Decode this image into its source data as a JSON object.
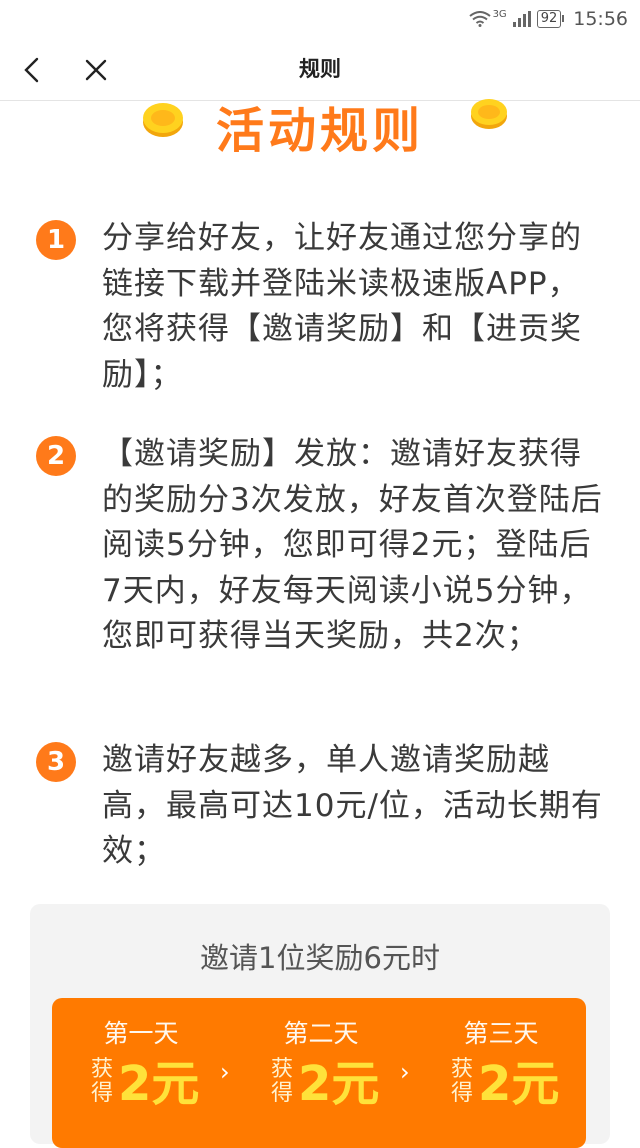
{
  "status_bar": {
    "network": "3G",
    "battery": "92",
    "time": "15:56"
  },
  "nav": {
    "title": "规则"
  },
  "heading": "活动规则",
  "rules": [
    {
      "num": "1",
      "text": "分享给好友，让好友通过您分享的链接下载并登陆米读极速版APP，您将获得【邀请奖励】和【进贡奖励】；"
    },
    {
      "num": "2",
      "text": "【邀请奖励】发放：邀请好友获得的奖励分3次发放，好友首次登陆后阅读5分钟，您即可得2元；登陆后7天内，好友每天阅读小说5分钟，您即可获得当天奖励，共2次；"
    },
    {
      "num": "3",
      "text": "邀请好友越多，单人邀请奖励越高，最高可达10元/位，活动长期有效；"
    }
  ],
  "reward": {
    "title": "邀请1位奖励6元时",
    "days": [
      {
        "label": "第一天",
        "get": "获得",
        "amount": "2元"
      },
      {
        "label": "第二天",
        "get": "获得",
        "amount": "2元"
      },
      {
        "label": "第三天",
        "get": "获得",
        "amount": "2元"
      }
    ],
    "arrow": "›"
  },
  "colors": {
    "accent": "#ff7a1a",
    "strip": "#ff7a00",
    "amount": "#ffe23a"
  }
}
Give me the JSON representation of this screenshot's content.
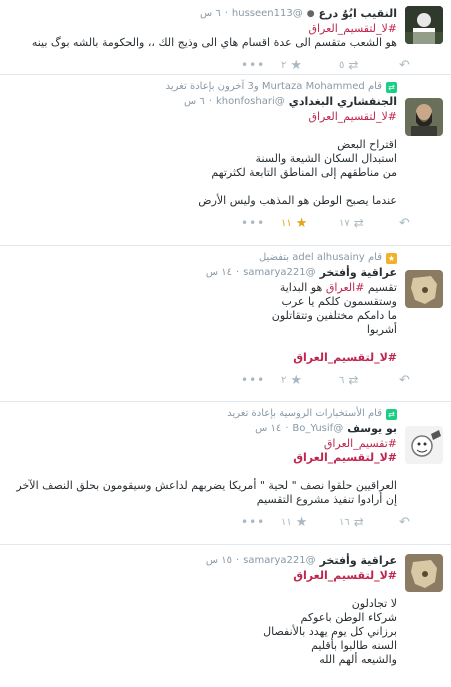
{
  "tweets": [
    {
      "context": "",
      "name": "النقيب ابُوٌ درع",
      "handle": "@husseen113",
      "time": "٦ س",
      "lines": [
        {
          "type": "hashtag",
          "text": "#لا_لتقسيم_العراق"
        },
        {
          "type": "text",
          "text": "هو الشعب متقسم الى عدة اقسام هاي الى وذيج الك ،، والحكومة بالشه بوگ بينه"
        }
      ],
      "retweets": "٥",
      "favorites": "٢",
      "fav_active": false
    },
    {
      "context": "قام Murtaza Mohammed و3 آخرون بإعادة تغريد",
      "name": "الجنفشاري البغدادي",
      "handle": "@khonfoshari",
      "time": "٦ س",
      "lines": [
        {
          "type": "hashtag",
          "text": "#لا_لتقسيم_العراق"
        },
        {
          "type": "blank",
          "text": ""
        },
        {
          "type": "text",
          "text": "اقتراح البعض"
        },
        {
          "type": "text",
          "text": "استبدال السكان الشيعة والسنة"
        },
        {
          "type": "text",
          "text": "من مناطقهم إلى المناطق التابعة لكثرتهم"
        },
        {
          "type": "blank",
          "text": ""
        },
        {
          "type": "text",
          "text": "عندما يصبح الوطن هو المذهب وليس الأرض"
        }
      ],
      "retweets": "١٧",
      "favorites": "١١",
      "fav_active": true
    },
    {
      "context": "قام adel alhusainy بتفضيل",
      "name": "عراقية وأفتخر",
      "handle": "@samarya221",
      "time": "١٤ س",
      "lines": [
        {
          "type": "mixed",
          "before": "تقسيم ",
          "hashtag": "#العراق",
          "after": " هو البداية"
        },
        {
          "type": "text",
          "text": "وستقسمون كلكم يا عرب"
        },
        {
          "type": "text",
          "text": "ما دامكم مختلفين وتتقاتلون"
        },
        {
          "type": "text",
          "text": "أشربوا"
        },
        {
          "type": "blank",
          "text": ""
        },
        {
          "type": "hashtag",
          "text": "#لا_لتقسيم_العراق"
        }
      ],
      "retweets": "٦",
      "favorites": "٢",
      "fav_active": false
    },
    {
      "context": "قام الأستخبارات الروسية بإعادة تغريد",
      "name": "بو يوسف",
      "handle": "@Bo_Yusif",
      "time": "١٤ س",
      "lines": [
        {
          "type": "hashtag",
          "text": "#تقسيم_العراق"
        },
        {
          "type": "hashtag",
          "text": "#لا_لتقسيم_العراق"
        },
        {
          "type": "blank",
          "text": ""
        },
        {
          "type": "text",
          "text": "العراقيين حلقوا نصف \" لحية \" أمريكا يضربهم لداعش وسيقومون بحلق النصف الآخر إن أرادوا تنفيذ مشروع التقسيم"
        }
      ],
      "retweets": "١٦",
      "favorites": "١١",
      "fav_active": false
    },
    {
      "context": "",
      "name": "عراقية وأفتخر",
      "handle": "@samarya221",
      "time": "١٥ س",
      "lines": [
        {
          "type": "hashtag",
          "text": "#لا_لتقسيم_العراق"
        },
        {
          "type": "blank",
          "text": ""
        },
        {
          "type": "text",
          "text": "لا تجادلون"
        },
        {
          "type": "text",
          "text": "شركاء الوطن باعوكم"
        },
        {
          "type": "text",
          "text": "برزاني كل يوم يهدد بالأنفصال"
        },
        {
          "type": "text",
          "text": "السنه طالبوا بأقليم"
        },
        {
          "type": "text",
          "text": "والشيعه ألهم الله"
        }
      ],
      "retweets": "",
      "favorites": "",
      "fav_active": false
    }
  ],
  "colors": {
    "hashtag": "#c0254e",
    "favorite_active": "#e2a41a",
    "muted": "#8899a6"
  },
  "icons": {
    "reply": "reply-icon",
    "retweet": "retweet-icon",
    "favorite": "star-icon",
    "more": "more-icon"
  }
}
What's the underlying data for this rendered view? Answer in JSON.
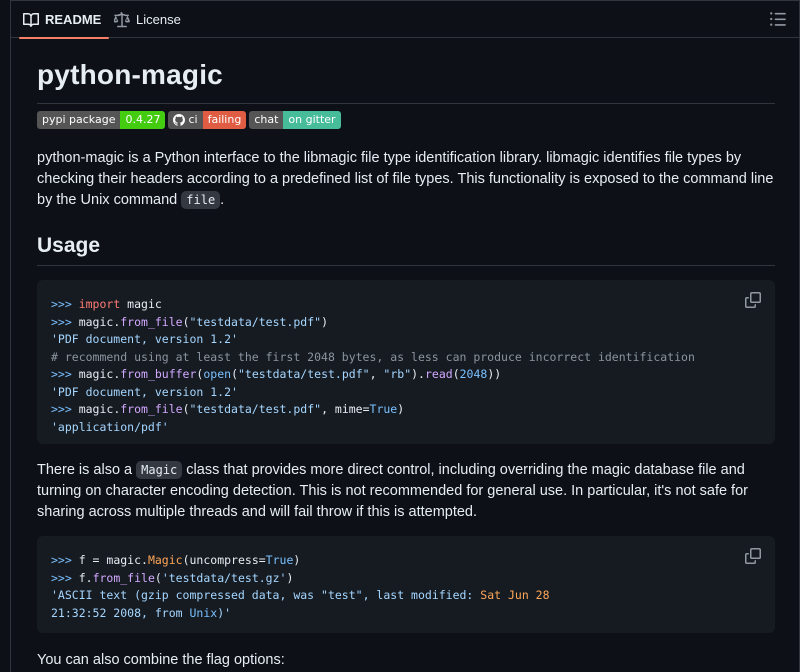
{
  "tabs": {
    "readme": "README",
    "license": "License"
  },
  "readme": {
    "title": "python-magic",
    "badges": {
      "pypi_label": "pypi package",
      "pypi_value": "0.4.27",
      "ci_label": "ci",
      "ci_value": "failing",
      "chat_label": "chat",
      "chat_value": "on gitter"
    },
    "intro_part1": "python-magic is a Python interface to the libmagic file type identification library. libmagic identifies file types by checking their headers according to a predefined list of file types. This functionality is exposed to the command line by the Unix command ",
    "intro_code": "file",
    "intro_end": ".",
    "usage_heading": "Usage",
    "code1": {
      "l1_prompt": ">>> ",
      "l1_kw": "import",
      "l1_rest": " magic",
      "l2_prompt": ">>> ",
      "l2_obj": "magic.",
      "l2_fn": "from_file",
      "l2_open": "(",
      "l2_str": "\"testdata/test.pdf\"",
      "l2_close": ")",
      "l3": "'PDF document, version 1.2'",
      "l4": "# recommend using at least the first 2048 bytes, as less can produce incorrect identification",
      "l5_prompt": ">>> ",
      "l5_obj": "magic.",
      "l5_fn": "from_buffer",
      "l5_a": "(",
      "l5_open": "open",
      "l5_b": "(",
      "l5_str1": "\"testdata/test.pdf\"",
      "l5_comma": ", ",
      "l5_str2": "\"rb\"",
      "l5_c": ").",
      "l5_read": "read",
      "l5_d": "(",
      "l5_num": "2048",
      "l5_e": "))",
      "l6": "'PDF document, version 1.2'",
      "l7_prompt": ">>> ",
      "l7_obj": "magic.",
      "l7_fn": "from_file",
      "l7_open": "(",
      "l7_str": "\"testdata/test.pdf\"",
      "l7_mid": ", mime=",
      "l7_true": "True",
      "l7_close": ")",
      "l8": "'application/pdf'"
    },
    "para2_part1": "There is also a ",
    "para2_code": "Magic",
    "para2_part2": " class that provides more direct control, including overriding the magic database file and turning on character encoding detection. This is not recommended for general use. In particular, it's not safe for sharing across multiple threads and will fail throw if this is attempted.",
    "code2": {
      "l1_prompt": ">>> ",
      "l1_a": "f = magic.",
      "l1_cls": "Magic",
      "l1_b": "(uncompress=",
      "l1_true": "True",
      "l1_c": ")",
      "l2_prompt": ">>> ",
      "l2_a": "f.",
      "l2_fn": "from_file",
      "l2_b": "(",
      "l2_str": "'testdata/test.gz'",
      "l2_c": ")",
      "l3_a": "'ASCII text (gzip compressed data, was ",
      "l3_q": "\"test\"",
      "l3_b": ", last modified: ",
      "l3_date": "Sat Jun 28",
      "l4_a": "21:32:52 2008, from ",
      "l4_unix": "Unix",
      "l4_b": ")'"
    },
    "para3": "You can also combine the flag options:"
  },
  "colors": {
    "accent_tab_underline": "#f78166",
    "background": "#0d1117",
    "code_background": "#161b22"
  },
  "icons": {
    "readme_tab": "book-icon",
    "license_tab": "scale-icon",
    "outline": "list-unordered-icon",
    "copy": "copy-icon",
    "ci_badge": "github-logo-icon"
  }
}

◆ ◆ ◆ ◆ ◆

• Your objective:
Pull out each line of the listing that holds the string "identification".

• Final answer:
    "intro_part1": "python-magic is a Python interface to the libmagic file type identification library. libmagic identifies file types by checking their headers according to a predefined list of file types. This functionality is exposed to the command line by the Unix command ",
      "l4": "# recommend using at least the first 2048 bytes, as less can produce incorrect identification",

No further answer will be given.